*Objective*:
Copy out, from the entries below, each line holding the string "JSON".

= = =

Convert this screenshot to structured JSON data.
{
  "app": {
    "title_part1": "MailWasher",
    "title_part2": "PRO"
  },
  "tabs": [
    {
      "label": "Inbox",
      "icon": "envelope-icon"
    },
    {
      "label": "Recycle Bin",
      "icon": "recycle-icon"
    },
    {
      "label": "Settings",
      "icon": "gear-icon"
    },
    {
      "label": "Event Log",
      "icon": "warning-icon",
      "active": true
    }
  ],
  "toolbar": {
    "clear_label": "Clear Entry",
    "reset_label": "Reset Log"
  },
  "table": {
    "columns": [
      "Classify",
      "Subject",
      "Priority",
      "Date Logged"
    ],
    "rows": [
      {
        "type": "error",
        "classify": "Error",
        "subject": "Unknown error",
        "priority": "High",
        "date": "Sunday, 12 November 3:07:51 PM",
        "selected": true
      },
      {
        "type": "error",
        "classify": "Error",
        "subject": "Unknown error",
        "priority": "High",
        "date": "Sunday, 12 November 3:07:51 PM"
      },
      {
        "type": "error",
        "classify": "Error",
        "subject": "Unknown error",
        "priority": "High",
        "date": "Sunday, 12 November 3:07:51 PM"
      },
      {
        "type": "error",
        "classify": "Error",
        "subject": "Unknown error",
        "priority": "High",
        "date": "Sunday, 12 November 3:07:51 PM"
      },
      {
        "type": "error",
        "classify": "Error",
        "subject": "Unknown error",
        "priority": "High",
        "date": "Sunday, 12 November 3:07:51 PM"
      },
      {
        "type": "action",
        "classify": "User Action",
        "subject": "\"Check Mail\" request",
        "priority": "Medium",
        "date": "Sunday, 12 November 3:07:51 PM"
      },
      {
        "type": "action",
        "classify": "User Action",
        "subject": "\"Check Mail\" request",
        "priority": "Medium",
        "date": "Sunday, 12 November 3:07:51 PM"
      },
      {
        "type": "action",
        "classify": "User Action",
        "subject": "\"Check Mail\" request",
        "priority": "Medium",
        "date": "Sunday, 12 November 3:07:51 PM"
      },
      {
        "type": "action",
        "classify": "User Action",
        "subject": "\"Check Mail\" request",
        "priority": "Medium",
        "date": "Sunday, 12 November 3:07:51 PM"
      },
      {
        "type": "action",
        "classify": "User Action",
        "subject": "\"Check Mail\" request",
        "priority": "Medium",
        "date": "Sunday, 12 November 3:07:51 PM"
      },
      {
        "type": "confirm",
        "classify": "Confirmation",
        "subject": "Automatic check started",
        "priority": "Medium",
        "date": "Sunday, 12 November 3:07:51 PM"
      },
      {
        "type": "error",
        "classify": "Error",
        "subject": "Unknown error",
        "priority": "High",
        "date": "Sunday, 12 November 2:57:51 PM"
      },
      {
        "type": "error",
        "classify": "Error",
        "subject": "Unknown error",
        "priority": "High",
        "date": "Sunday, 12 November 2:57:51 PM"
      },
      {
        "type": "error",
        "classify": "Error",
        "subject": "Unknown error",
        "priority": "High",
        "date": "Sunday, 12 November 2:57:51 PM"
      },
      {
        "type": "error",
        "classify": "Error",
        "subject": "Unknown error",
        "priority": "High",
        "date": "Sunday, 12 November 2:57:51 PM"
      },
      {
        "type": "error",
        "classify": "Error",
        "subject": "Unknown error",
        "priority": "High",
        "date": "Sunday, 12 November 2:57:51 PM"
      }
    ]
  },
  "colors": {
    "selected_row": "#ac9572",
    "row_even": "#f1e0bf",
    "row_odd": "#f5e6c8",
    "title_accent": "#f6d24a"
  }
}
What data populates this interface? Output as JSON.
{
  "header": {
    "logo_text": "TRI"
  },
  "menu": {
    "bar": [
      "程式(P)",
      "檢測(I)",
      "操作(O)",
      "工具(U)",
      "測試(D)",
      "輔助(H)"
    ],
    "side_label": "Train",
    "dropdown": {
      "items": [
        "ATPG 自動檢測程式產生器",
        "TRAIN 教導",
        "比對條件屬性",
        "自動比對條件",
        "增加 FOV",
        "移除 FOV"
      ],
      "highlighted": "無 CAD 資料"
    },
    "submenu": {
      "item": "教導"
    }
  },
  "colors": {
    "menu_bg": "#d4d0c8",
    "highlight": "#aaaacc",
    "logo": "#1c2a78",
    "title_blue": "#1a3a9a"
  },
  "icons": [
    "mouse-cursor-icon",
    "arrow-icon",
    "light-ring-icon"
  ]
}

= = =

*Answer for the task*:
Convert this screenshot to structured JSON data.
What data populates this interface? Output as JSON.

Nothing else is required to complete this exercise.